Dataset entries
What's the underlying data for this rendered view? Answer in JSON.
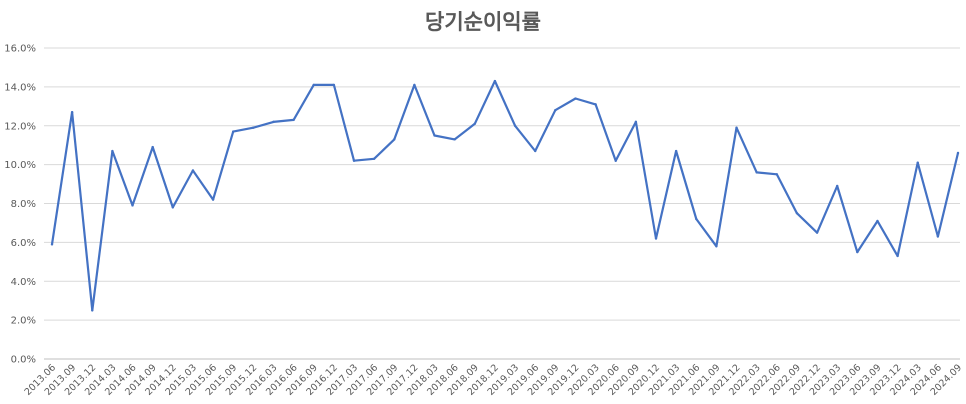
{
  "chart_data": {
    "type": "line",
    "title": "당기순이익률",
    "xlabel": "",
    "ylabel": "",
    "ylim": [
      0,
      16
    ],
    "yticks": [
      "0.0%",
      "2.0%",
      "4.0%",
      "6.0%",
      "8.0%",
      "10.0%",
      "12.0%",
      "14.0%",
      "16.0%"
    ],
    "grid": true,
    "legend": "none",
    "line_color": "#4472C4",
    "categories": [
      "2013.06",
      "2013.09",
      "2013.12",
      "2014.03",
      "2014.06",
      "2014.09",
      "2014.12",
      "2015.03",
      "2015.06",
      "2015.09",
      "2015.12",
      "2016.03",
      "2016.06",
      "2016.09",
      "2016.12",
      "2017.03",
      "2017.06",
      "2017.09",
      "2017.12",
      "2018.03",
      "2018.06",
      "2018.09",
      "2018.12",
      "2019.03",
      "2019.06",
      "2019.09",
      "2019.12",
      "2020.03",
      "2020.06",
      "2020.09",
      "2020.12",
      "2021.03",
      "2021.06",
      "2021.09",
      "2021.12",
      "2022.03",
      "2022.06",
      "2022.09",
      "2022.12",
      "2023.03",
      "2023.06",
      "2023.09",
      "2023.12",
      "2024.03",
      "2024.06",
      "2024.09"
    ],
    "series": [
      {
        "values": [
          5.9,
          12.7,
          2.5,
          10.7,
          7.9,
          10.9,
          7.8,
          9.7,
          8.2,
          11.7,
          11.9,
          12.2,
          12.3,
          14.1,
          14.1,
          10.2,
          10.3,
          11.3,
          14.1,
          11.5,
          11.3,
          12.1,
          14.3,
          12.0,
          10.7,
          12.8,
          13.4,
          13.1,
          10.2,
          12.2,
          6.2,
          10.7,
          7.2,
          5.8,
          11.9,
          9.6,
          9.5,
          7.5,
          6.5,
          8.9,
          5.5,
          7.1,
          5.3,
          10.1,
          6.3,
          10.6
        ]
      }
    ]
  }
}
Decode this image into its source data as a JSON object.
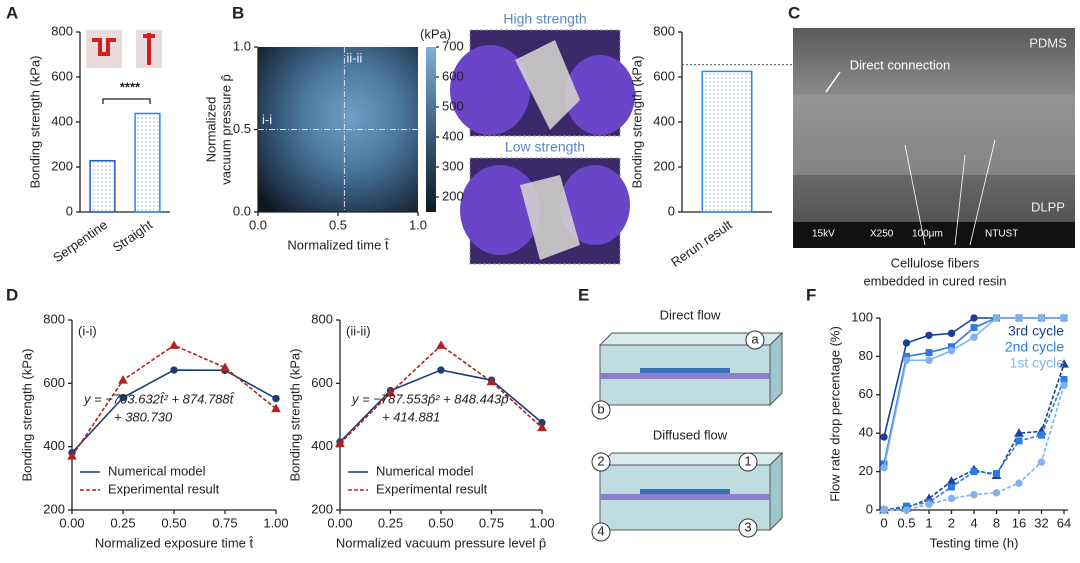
{
  "panel_labels": [
    "A",
    "B",
    "C",
    "D",
    "E",
    "F"
  ],
  "photos": {
    "high": "High strength",
    "low": "Low strength"
  },
  "chart_data": [
    {
      "type": "bar",
      "ylabel": "Bonding strength (kPa)",
      "categories": [
        "Serpentine",
        "Straight"
      ],
      "values": [
        228,
        438
      ],
      "colors": [
        "#1f5fc4",
        "#2b8ae8"
      ],
      "ylim": [
        0,
        800
      ],
      "yticks": [
        0,
        200,
        400,
        600,
        800
      ],
      "annotation": "****"
    },
    {
      "type": "heatmap",
      "xlabel": "Normalized time t̂",
      "ylabel": [
        "Normalized",
        "vacuum pressure p̂"
      ],
      "xlim": [
        0,
        1
      ],
      "ylim": [
        0,
        1
      ],
      "xticks": [
        {
          "value": 0,
          "label": "0.0"
        },
        {
          "value": 0.5,
          "label": "0.5"
        },
        {
          "value": 1,
          "label": "1.0"
        }
      ],
      "yticks": [
        {
          "value": 0,
          "label": "0.0"
        },
        {
          "value": 0.5,
          "label": "0.5"
        },
        {
          "value": 1,
          "label": "1.0"
        }
      ],
      "colorbar_label": "(kPa)",
      "clim": [
        150,
        700
      ],
      "cticks": [
        200,
        300,
        400,
        500,
        600,
        700
      ],
      "sections": [
        {
          "label": "i-i",
          "axis": "y",
          "value": 0.5
        },
        {
          "label": "ii-ii",
          "axis": "x",
          "value": 0.54
        }
      ]
    },
    {
      "type": "bar",
      "ylabel": "Bonding strength (kPa)",
      "categories": [
        "Rerun result"
      ],
      "values": [
        625
      ],
      "colors": [
        "#2b8ae8"
      ],
      "ylim": [
        0,
        800
      ],
      "yticks": [
        0,
        200,
        400,
        600,
        800
      ],
      "reference": 655
    },
    {
      "type": "line",
      "panel_label": "(i-i)",
      "xlabel": "Normalized exposure time t̂",
      "ylabel": "Bonding strength (kPa)",
      "x": [
        0,
        0.25,
        0.5,
        0.75,
        1
      ],
      "xlim": [
        0,
        1
      ],
      "xticks": [
        {
          "value": 0,
          "label": "0.00"
        },
        {
          "value": 0.25,
          "label": "0.25"
        },
        {
          "value": 0.5,
          "label": "0.50"
        },
        {
          "value": 0.75,
          "label": "0.75"
        },
        {
          "value": 1,
          "label": "1.00"
        }
      ],
      "ylim": [
        200,
        800
      ],
      "yticks": [
        200,
        400,
        600,
        800
      ],
      "series": [
        {
          "name": "Numerical model",
          "color": "#1a3f7a",
          "marker": "circle",
          "values": [
            381,
            555,
            642,
            641,
            552
          ]
        },
        {
          "name": "Experimental result",
          "color": "#b22222",
          "marker": "triangle",
          "dashed": true,
          "values": [
            370,
            610,
            720,
            650,
            520
          ]
        }
      ],
      "equation": [
        "y = −703.632t̂² + 874.788t̂",
        "+ 380.730"
      ]
    },
    {
      "type": "line",
      "panel_label": "(ii-ii)",
      "xlabel": "Normalized vacuum pressure level p̂",
      "ylabel": "Bonding strength (kPa)",
      "x": [
        0,
        0.25,
        0.5,
        0.75,
        1
      ],
      "xlim": [
        0,
        1
      ],
      "xticks": [
        {
          "value": 0,
          "label": "0.00"
        },
        {
          "value": 0.25,
          "label": "0.25"
        },
        {
          "value": 0.5,
          "label": "0.50"
        },
        {
          "value": 0.75,
          "label": "0.75"
        },
        {
          "value": 1,
          "label": "1.00"
        }
      ],
      "ylim": [
        200,
        800
      ],
      "yticks": [
        200,
        400,
        600,
        800
      ],
      "series": [
        {
          "name": "Numerical model",
          "color": "#1a3f7a",
          "marker": "circle",
          "values": [
            415,
            577,
            642,
            610,
            476
          ]
        },
        {
          "name": "Experimental result",
          "color": "#b22222",
          "marker": "triangle",
          "dashed": true,
          "values": [
            410,
            570,
            720,
            605,
            460
          ]
        }
      ],
      "equation": [
        "y = −787.553p̂² + 848.443p̂",
        "+ 414.881"
      ]
    },
    {
      "type": "line",
      "xlabel": "Testing time (h)",
      "ylabel": "Flow rate drop percentage (%)",
      "categories": [
        "0",
        "0.5",
        "1",
        "2",
        "4",
        "8",
        "16",
        "32",
        "64"
      ],
      "ylim": [
        0,
        100
      ],
      "yticks": [
        0,
        20,
        40,
        60,
        80,
        100
      ],
      "series": [
        {
          "name": "3rd cycle",
          "color": "#1a3f9a",
          "marker": "circle",
          "values": [
            38,
            87,
            91,
            92,
            100,
            100,
            100,
            100,
            100
          ]
        },
        {
          "name": "2nd cycle",
          "color": "#2b7be0",
          "marker": "square",
          "values": [
            24,
            80,
            82,
            85,
            95,
            100,
            100,
            100,
            100
          ]
        },
        {
          "name": "1st cycle",
          "color": "#7fb2ee",
          "marker": "circle",
          "values": [
            22,
            78,
            78,
            83,
            90,
            100,
            100,
            100,
            100
          ]
        },
        {
          "color": "#1a3f9a",
          "marker": "triangle",
          "dashed": true,
          "values": [
            0,
            1,
            6,
            15,
            21,
            18,
            40,
            41,
            76
          ]
        },
        {
          "color": "#2b7be0",
          "marker": "square",
          "dashed": true,
          "values": [
            0,
            2,
            4,
            12,
            20,
            19,
            36,
            39,
            68
          ]
        },
        {
          "color": "#7fb2ee",
          "marker": "circle",
          "dashed": true,
          "values": [
            0,
            0,
            3,
            6,
            8,
            9,
            14,
            25,
            65
          ]
        }
      ]
    }
  ],
  "sem_image": {
    "top": "PDMS",
    "bottom": "DLPP",
    "arrow": "Direct connection",
    "info": [
      "15kV",
      "X250",
      "100μm",
      "NTUST"
    ],
    "caption": [
      "Cellulose fibers",
      "embedded in cured resin"
    ]
  },
  "diagram": {
    "direct": "Direct  flow",
    "diffused": "Diffused flow",
    "ports": [
      "a",
      "b",
      "1",
      "2",
      "3",
      "4"
    ]
  }
}
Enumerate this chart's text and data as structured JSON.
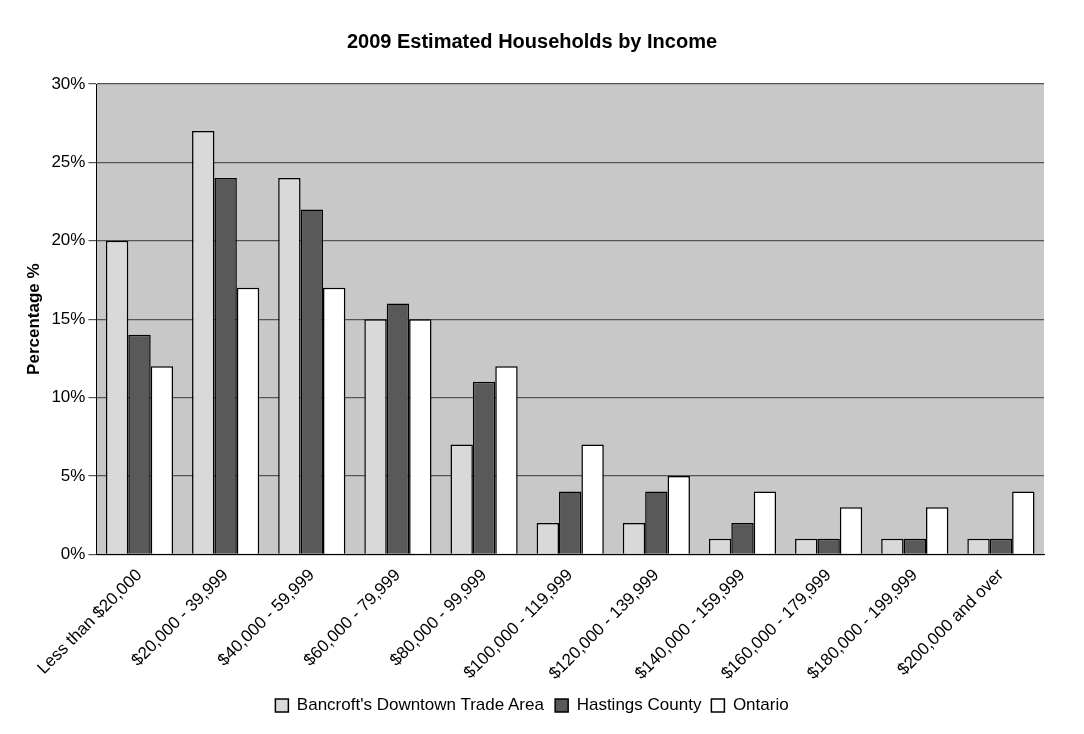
{
  "chart_data": {
    "type": "bar",
    "title": "2009 Estimated Households by Income",
    "ylabel": "Percentage %",
    "categories": [
      "Less than $20,000",
      "$20,000 - 39,999",
      "$40,000 - 59,999",
      "$60,000 - 79,999",
      "$80,000 - 99,999",
      "$100,000 - 119,999",
      "$120,000 - 139,999",
      "$140,000 - 159,999",
      "$160,000 - 179,999",
      "$180,000 - 199,999",
      "$200,000 and over"
    ],
    "series": [
      {
        "name": "Bancroft's Downtown Trade Area",
        "color": "#d9d9d9",
        "values": [
          20,
          27,
          24,
          15,
          7,
          2,
          2,
          1,
          1,
          1,
          1
        ]
      },
      {
        "name": "Hastings County",
        "color": "#595959",
        "values": [
          14,
          24,
          22,
          16,
          11,
          4,
          4,
          2,
          1,
          1,
          1
        ]
      },
      {
        "name": "Ontario",
        "color": "#ffffff",
        "values": [
          12,
          17,
          17,
          15,
          12,
          7,
          5,
          4,
          3,
          3,
          4
        ]
      }
    ],
    "ylim": [
      0,
      30
    ],
    "yticks": [
      {
        "value": 0,
        "label": "0%"
      },
      {
        "value": 5,
        "label": "5%"
      },
      {
        "value": 10,
        "label": "10%"
      },
      {
        "value": 15,
        "label": "15%"
      },
      {
        "value": 20,
        "label": "20%"
      },
      {
        "value": 25,
        "label": "25%"
      },
      {
        "value": 30,
        "label": "30%"
      }
    ],
    "grid": "y",
    "legend": "bottom"
  }
}
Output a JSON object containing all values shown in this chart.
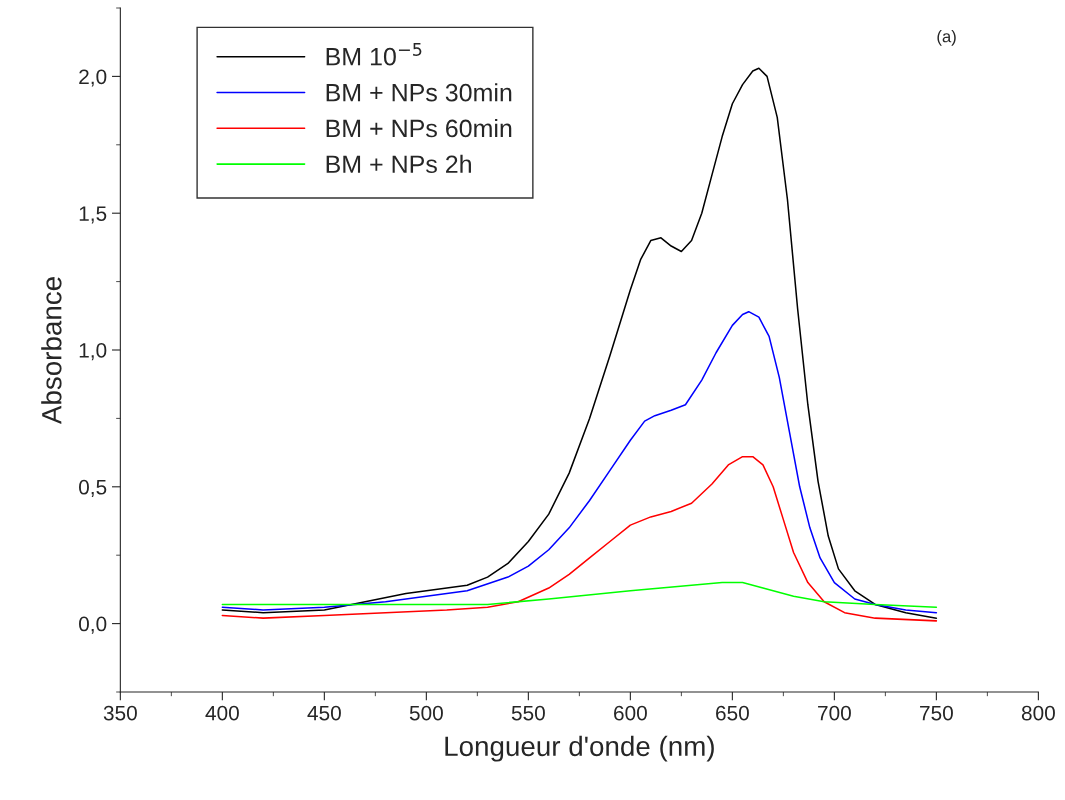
{
  "chart_data": {
    "type": "line",
    "xlabel": "Longueur d'onde (nm)",
    "ylabel": "Absorbance",
    "annotations": [
      "(a)"
    ],
    "xlim": [
      350,
      800
    ],
    "xticks": [
      350,
      400,
      450,
      500,
      550,
      600,
      650,
      700,
      750,
      800
    ],
    "ylim": [
      -0.25,
      2.25
    ],
    "yticks": [
      {
        "value": 0,
        "label": "0,0"
      },
      {
        "value": 0.5,
        "label": "0,5"
      },
      {
        "value": 1.0,
        "label": "1,0"
      },
      {
        "value": 1.5,
        "label": "1,5"
      },
      {
        "value": 2.0,
        "label": "2,0"
      }
    ],
    "grid": false,
    "legend": "top left",
    "marker": "none",
    "line_style": "solid",
    "series": [
      {
        "name": "BM 10$^{−5}$",
        "color": "#000000",
        "x": [
          400,
          420,
          450,
          470,
          490,
          500,
          520,
          530,
          540,
          550,
          560,
          570,
          580,
          590,
          600,
          605,
          610,
          615,
          620,
          625,
          630,
          635,
          640,
          645,
          650,
          655,
          660,
          663,
          667,
          672,
          677,
          682,
          687,
          692,
          697,
          702,
          710,
          720,
          735,
          750
        ],
        "values": [
          0.05,
          0.04,
          0.05,
          0.08,
          0.11,
          0.12,
          0.14,
          0.17,
          0.22,
          0.3,
          0.4,
          0.55,
          0.75,
          0.98,
          1.22,
          1.33,
          1.4,
          1.41,
          1.38,
          1.36,
          1.4,
          1.5,
          1.64,
          1.78,
          1.9,
          1.97,
          2.02,
          2.03,
          2.0,
          1.85,
          1.55,
          1.15,
          0.8,
          0.52,
          0.32,
          0.2,
          0.12,
          0.07,
          0.04,
          0.02
        ]
      },
      {
        "name": "BM + NPs 30min",
        "color": "#0000ff",
        "x": [
          400,
          420,
          450,
          480,
          500,
          520,
          540,
          550,
          560,
          570,
          580,
          590,
          600,
          607,
          612,
          620,
          627,
          635,
          642,
          650,
          655,
          658,
          663,
          668,
          673,
          678,
          683,
          688,
          693,
          700,
          710,
          720,
          735,
          750
        ],
        "values": [
          0.06,
          0.05,
          0.06,
          0.08,
          0.1,
          0.12,
          0.17,
          0.21,
          0.27,
          0.35,
          0.45,
          0.56,
          0.67,
          0.74,
          0.76,
          0.78,
          0.8,
          0.89,
          0.99,
          1.09,
          1.13,
          1.14,
          1.12,
          1.05,
          0.9,
          0.7,
          0.5,
          0.35,
          0.24,
          0.15,
          0.09,
          0.07,
          0.05,
          0.04
        ]
      },
      {
        "name": "BM + NPs 60min",
        "color": "#ff0000",
        "x": [
          400,
          420,
          450,
          480,
          510,
          530,
          545,
          560,
          570,
          580,
          590,
          600,
          610,
          620,
          630,
          640,
          648,
          655,
          660,
          665,
          670,
          675,
          680,
          687,
          695,
          705,
          720,
          750
        ],
        "values": [
          0.03,
          0.02,
          0.03,
          0.04,
          0.05,
          0.06,
          0.08,
          0.13,
          0.18,
          0.24,
          0.3,
          0.36,
          0.39,
          0.41,
          0.44,
          0.51,
          0.58,
          0.61,
          0.61,
          0.58,
          0.5,
          0.38,
          0.26,
          0.15,
          0.08,
          0.04,
          0.02,
          0.01
        ]
      },
      {
        "name": "BM + NPs 2h",
        "color": "#00ff00",
        "x": [
          400,
          450,
          500,
          530,
          560,
          600,
          630,
          645,
          655,
          665,
          680,
          695,
          720,
          750
        ],
        "values": [
          0.07,
          0.07,
          0.07,
          0.07,
          0.09,
          0.12,
          0.14,
          0.15,
          0.15,
          0.13,
          0.1,
          0.08,
          0.07,
          0.06
        ]
      }
    ]
  }
}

# [Problem statement]
Track down all lines above with the string "pressure" and copy them.

# [Solution below]
        "vacuum pressure p̂"
      "xlabel": "Normalized vacuum pressure level p̂",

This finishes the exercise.